:: REQUIRED WORK ::
Within the records below, find each line that holds the string "screenshot", then copy it.

** Start of RECORDS SUPPLIED **

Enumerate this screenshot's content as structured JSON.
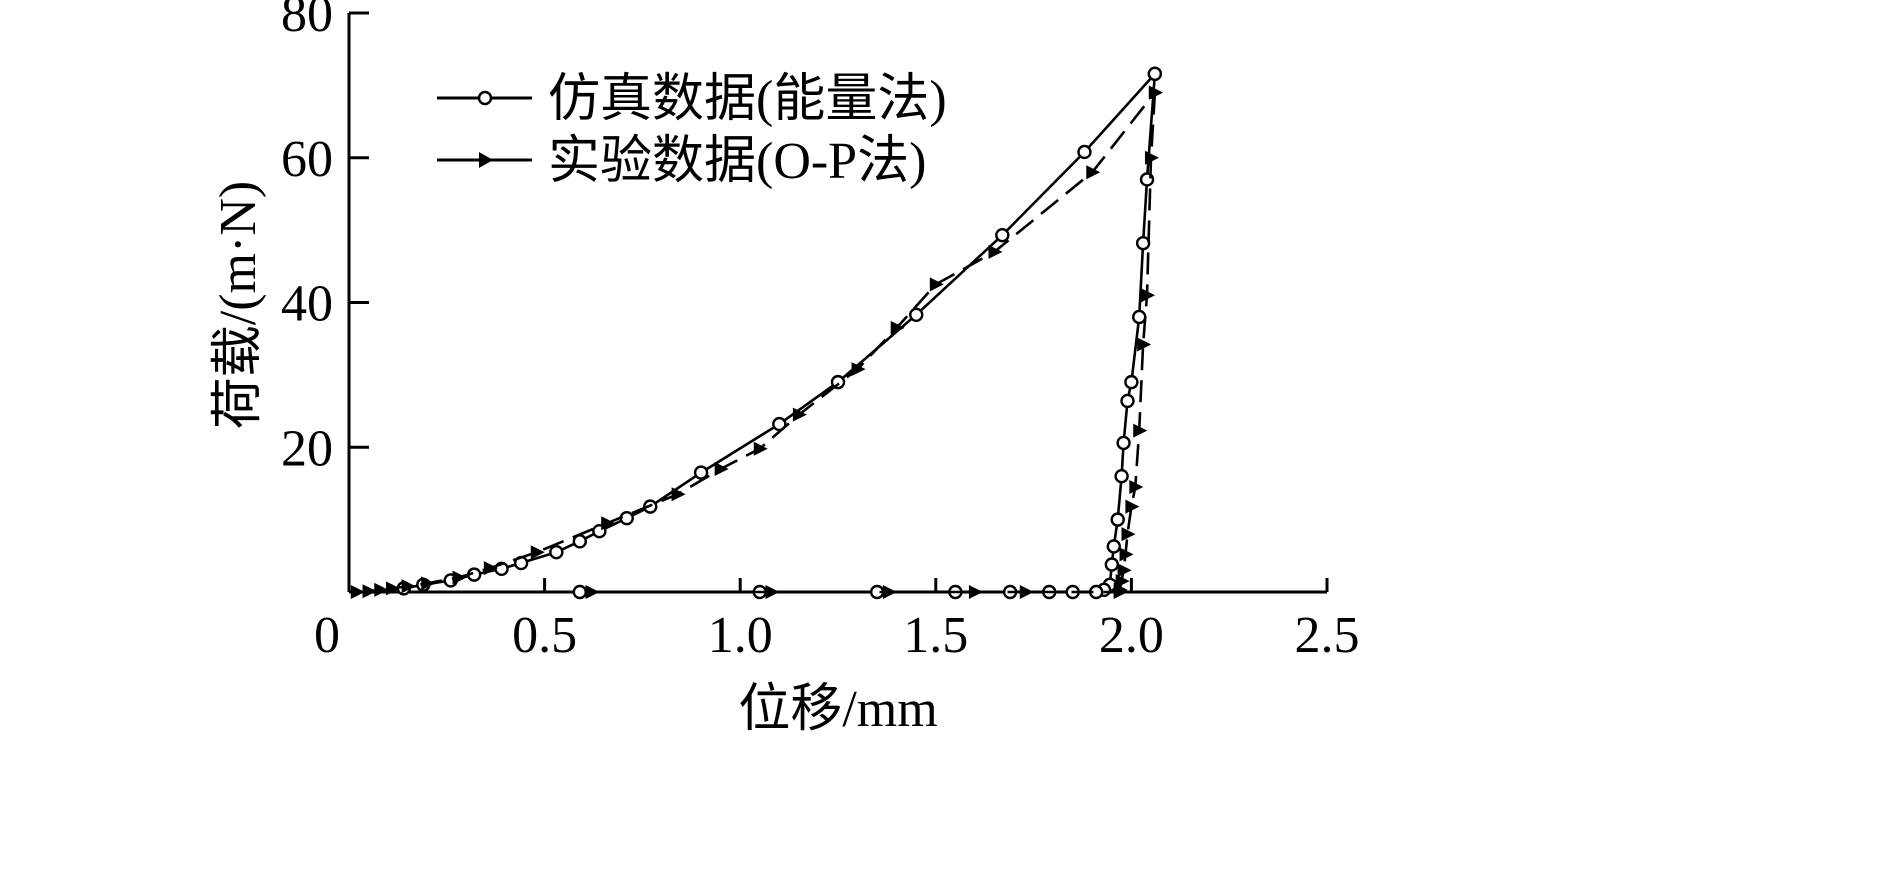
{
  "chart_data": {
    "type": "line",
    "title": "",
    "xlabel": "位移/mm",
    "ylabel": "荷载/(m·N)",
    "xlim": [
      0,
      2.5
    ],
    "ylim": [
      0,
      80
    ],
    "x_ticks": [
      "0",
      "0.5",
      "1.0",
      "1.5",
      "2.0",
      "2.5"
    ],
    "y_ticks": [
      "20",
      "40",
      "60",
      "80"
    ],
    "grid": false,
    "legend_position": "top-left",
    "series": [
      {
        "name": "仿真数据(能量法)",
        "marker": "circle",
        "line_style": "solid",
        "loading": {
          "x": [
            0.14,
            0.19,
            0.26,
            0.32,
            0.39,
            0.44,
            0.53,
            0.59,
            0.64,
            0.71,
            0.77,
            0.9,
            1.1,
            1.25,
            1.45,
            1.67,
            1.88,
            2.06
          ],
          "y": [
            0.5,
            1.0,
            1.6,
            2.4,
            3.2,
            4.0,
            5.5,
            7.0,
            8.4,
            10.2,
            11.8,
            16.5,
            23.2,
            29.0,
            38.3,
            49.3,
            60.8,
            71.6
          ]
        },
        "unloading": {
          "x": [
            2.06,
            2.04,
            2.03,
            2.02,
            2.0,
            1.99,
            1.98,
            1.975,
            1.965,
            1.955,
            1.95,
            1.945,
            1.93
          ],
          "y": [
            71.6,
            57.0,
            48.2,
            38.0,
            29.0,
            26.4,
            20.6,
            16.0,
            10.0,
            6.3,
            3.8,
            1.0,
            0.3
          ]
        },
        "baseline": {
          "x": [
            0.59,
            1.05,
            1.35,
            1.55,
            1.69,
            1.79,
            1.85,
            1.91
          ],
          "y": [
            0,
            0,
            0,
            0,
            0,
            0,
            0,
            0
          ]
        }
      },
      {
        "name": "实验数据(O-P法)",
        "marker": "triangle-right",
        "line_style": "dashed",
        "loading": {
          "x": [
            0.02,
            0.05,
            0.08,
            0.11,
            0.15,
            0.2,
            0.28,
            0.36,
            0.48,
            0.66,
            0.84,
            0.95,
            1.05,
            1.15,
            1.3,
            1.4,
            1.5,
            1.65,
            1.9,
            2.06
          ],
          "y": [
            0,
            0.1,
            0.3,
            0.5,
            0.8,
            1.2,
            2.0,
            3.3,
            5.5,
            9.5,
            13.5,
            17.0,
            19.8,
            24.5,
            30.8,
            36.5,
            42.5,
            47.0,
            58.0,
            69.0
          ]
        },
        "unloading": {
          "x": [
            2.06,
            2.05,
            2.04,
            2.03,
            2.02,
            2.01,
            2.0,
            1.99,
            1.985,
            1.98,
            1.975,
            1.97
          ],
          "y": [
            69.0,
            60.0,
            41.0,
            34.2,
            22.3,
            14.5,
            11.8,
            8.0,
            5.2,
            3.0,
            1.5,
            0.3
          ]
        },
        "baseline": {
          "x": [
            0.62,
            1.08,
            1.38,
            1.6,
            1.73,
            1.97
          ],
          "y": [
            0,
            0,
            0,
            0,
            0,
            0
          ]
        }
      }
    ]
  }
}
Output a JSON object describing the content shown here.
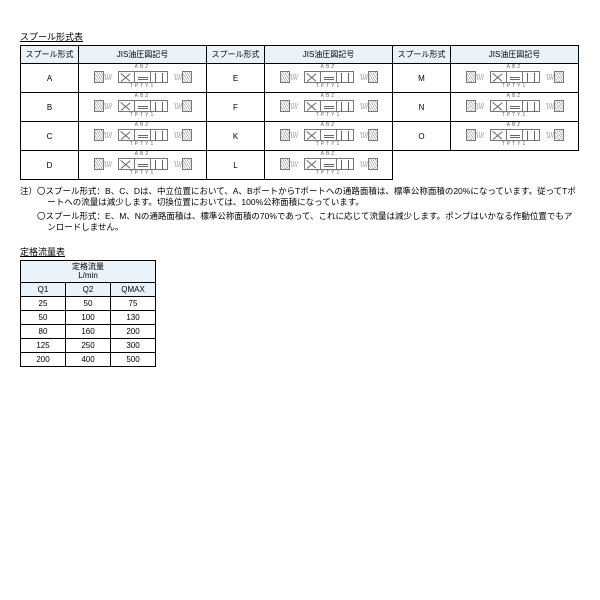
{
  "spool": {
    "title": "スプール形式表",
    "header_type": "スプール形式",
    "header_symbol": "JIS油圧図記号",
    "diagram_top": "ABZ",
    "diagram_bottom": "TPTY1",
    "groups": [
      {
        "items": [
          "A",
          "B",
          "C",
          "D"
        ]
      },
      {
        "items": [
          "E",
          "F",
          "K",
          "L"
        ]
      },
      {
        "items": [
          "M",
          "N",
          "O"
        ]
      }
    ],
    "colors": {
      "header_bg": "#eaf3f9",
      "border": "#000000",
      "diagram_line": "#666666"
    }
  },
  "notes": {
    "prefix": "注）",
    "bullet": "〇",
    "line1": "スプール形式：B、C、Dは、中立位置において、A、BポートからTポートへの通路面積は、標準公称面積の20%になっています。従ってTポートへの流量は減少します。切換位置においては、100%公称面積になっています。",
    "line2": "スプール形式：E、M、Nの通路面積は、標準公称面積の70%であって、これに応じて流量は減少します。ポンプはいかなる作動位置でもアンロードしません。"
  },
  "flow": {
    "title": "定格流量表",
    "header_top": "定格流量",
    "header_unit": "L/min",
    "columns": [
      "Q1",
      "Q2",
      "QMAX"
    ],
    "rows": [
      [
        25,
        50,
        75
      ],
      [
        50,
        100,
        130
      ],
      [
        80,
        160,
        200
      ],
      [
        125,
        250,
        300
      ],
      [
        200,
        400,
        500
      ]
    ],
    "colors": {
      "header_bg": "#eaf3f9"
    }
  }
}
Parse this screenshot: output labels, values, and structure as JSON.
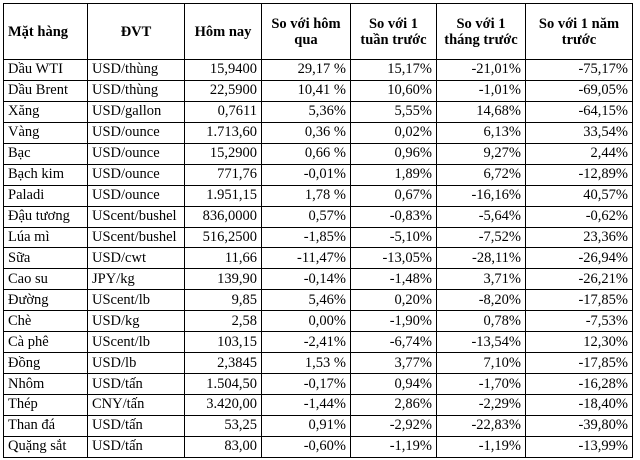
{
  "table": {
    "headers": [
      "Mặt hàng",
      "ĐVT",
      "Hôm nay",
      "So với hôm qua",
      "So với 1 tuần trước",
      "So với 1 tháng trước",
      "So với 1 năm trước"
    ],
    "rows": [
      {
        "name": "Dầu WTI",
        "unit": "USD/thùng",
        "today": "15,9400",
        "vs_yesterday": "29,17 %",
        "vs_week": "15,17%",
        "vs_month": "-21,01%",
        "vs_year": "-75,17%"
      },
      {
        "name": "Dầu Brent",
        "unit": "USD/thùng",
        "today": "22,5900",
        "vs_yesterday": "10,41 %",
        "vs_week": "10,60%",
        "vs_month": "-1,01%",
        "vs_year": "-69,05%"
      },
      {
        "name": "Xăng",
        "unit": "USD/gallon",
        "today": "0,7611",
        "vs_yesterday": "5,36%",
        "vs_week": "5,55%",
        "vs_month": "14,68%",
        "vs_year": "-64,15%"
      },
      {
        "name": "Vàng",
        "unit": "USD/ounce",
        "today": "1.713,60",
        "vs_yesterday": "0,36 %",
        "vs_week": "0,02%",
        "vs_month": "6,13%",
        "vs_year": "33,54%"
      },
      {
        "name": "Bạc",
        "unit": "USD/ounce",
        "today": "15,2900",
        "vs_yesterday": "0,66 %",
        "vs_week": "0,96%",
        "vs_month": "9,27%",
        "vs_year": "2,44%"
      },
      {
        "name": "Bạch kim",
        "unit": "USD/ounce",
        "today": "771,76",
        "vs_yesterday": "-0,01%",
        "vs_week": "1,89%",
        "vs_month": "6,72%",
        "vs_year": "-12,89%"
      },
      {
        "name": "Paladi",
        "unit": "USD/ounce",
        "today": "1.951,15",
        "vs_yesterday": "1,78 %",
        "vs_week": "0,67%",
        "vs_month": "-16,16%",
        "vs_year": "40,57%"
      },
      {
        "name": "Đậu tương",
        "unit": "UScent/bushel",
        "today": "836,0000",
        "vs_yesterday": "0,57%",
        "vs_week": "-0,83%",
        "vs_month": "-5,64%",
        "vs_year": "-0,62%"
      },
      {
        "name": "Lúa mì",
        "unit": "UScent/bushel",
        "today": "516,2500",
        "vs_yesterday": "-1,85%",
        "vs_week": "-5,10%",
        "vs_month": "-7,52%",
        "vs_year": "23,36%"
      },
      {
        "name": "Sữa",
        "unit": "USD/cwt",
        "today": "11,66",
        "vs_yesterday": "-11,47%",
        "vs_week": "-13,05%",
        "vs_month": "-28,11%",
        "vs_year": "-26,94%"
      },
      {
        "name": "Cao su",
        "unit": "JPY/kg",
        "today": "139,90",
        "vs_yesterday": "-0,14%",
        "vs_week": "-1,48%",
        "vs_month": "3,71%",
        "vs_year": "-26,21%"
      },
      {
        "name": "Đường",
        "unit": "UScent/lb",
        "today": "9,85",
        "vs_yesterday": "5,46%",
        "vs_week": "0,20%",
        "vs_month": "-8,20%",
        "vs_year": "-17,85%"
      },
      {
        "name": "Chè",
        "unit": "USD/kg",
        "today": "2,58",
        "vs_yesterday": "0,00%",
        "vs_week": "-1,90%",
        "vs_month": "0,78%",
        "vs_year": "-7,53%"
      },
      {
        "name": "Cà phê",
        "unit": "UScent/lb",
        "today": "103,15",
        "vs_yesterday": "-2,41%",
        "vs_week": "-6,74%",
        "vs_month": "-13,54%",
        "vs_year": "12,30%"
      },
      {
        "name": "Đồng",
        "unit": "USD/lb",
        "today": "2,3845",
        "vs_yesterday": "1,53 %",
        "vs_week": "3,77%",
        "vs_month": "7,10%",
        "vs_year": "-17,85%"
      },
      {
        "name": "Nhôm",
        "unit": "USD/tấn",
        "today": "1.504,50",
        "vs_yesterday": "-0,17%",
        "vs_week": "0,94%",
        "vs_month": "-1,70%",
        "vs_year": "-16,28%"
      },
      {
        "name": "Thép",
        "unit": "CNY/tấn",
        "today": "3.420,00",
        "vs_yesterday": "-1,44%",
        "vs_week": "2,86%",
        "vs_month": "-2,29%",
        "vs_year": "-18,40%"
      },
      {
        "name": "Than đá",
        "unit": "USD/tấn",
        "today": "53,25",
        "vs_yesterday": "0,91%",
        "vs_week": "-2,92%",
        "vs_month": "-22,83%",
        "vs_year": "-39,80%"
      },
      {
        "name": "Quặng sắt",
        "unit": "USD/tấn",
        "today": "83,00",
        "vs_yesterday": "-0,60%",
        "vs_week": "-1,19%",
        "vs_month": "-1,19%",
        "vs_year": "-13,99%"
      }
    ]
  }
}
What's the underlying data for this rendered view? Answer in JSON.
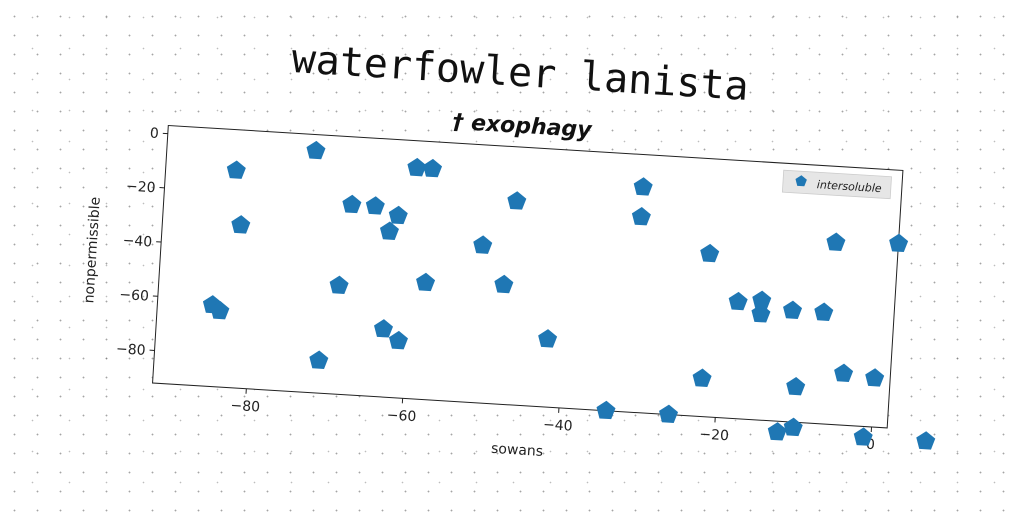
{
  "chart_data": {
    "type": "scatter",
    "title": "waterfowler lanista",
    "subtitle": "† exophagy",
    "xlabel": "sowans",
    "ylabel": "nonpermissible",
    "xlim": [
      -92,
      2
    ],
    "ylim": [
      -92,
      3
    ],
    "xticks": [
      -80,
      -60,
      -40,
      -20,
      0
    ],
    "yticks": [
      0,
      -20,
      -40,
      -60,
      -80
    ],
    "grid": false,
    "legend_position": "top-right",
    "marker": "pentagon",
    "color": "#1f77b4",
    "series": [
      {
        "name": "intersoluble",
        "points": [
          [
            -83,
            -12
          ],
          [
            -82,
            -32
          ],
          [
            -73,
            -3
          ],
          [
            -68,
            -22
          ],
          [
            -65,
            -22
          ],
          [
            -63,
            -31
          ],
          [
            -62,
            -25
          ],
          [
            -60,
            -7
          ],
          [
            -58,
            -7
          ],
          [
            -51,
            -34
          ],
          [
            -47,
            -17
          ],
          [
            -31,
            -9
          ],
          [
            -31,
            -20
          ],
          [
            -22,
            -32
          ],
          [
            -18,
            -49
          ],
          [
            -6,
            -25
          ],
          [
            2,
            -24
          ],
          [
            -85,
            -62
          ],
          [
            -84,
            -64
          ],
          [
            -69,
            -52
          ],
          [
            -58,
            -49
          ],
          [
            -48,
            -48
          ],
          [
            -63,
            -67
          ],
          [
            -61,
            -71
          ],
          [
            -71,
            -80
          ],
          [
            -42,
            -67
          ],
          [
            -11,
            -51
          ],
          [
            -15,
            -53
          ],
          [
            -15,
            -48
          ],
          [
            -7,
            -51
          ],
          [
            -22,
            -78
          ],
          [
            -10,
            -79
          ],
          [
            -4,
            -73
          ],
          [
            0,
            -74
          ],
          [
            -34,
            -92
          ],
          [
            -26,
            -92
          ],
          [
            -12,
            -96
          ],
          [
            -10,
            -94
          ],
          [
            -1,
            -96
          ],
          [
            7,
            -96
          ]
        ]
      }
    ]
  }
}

** End of RECORDS SUPPLIED **

:: FINAL RESULT ::
Enumerate this screenshot's content as structured JSON.
Parse this screenshot: output labels, values, and structure as JSON.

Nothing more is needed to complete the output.